EXERCISE INSTRUCTIONS: Repeat each line word for word.
[RECORD SET start]
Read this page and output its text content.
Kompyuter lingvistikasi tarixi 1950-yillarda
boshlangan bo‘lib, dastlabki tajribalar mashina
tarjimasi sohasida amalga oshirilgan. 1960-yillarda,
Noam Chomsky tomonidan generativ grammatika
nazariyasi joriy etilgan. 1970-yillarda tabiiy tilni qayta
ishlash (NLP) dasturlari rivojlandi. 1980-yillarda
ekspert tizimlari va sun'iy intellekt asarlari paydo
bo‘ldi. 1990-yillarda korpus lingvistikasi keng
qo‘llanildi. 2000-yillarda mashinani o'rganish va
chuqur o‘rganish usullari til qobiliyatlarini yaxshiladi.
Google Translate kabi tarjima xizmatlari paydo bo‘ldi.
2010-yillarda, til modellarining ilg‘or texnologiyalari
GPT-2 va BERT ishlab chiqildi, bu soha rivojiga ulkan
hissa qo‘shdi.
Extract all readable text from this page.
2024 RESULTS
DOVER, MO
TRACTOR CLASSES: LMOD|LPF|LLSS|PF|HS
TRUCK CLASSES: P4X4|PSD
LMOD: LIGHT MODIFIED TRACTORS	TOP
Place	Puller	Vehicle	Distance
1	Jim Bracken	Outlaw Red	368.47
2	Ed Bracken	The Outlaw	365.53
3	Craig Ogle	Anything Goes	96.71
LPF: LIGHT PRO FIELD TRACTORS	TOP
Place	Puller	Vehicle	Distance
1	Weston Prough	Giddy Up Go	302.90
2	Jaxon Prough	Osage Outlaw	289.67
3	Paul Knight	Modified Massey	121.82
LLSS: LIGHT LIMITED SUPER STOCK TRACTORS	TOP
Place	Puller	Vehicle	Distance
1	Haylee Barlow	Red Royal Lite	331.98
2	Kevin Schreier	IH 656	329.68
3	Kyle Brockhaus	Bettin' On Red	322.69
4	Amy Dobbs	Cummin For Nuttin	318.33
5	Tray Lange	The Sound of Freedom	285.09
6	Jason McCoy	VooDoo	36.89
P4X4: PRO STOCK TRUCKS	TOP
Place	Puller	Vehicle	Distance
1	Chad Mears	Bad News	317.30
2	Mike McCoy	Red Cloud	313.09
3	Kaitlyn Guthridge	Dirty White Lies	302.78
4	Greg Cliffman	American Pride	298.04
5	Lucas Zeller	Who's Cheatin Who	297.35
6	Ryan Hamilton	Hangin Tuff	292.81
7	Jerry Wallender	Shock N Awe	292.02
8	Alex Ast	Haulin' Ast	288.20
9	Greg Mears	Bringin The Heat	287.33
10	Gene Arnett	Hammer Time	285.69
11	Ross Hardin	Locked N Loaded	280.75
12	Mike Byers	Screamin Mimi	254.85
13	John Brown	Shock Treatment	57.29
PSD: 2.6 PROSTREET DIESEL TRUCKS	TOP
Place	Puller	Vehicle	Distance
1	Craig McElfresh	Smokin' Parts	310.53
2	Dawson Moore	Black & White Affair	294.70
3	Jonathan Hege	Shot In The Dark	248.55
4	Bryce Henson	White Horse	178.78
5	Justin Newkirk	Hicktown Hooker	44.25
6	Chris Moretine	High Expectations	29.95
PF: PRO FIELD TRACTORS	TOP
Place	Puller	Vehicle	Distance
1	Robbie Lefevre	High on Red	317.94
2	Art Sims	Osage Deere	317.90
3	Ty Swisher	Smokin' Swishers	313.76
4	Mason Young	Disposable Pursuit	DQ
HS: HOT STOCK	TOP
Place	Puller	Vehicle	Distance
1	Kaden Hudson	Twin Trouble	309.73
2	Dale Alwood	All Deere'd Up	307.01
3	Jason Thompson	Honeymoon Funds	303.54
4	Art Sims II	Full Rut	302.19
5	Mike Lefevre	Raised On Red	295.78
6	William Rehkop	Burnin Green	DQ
[RECORD SET end]
TASK SOLUTION:
Read this page and output its text content.
Kompyuter lingvistikasi tarixi 1950-yillarda
boshlangan bo‘lib, dastlabki tajribalar mashina
tarjimasi sohasida amalga oshirilgan. 1960-yillarda,
Noam Chomsky tomonidan generativ grammatika
nazariyasi joriy etilgan. 1970-yillarda tabiiy tilni qayta
ishlash (NLP) dasturlari rivojlandi. 1980-yillarda
ekspert tizimlari va sun'iy intellekt asarlari paydo
bo‘ldi. 1990-yillarda korpus lingvistikasi keng
qo‘llanildi. 2000-yillarda mashinani o'rganish va
chuqur o‘rganish usullari til qobiliyatlarini yaxshiladi.
Google Translate kabi tarjima xizmatlari paydo bo‘ldi.
2010-yillarda, til modellarining ilg‘or texnologiyalari
GPT-2 va BERT ishlab chiqildi, bu soha rivojiga ulkan
hissa qo‘shdi.
Extract all readable text from this page.
2024 RESULTS
DOVER, MO
TRACTOR CLASSES: LMOD|LPF|LLSS|PF|HS
TRUCK CLASSES: P4X4|PSD
LMOD: LIGHT MODIFIED TRACTORS	TOP
Place	Puller	Vehicle	Distance
1	Jim Bracken	Outlaw Red	368.47
2	Ed Bracken	The Outlaw	365.53
3	Craig Ogle	Anything Goes	96.71
LPF: LIGHT PRO FIELD TRACTORS	TOP
Place	Puller	Vehicle	Distance
1	Weston Prough	Giddy Up Go	302.90
2	Jaxon Prough	Osage Outlaw	289.67
3	Paul Knight	Modified Massey	121.82
LLSS: LIGHT LIMITED SUPER STOCK TRACTORS	TOP
Place	Puller	Vehicle	Distance
1	Haylee Barlow	Red Royal Lite	331.98
2	Kevin Schreier	IH 656	329.68
3	Kyle Brockhaus	Bettin' On Red	322.69
4	Amy Dobbs	Cummin For Nuttin	318.33
5	Tray Lange	The Sound of Freedom	285.09
6	Jason McCoy	VooDoo	36.89
P4X4: PRO STOCK TRUCKS	TOP
Place	Puller	Vehicle	Distance
1	Chad Mears	Bad News	317.30
2	Mike McCoy	Red Cloud	313.09
3	Kaitlyn Guthridge	Dirty White Lies	302.78
4	Greg Cliffman	American Pride	298.04
5	Lucas Zeller	Who's Cheatin Who	297.35
6	Ryan Hamilton	Hangin Tuff	292.81
7	Jerry Wallender	Shock N Awe	292.02
8	Alex Ast	Haulin' Ast	288.20
9	Greg Mears	Bringin The Heat	287.33
10	Gene Arnett	Hammer Time	285.69
11	Ross Hardin	Locked N Loaded	280.75
12	Mike Byers	Screamin Mimi	254.85
13	John Brown	Shock Treatment	57.29
PSD: 2.6 PROSTREET DIESEL TRUCKS	TOP
Place	Puller	Vehicle	Distance
1	Craig McElfresh	Smokin' Parts	310.53
2	Dawson Moore	Black & White Affair	294.70
3	Jonathan Hege	Shot In The Dark	248.55
4	Bryce Henson	White Horse	178.78
5	Justin Newkirk	Hicktown Hooker	44.25
6	Chris Moretine	High Expectations	29.95
PF: PRO FIELD TRACTORS	TOP
Place	Puller	Vehicle	Distance
1	Robbie Lefevre	High on Red	317.94
2	Art Sims	Osage Deere	317.90
3	Ty Swisher	Smokin' Swishers	313.76
4	Mason Young	Disposable Pursuit	DQ
HS: HOT STOCK	TOP
Place	Puller	Vehicle	Distance
1	Kaden Hudson	Twin Trouble	309.73
2	Dale Alwood	All Deere'd Up	307.01
3	Jason Thompson	Honeymoon Funds	303.54
4	Art Sims II	Full Rut	302.19
5	Mike Lefevre	Raised On Red	295.78
6	William Rehkop	Burnin Green	DQ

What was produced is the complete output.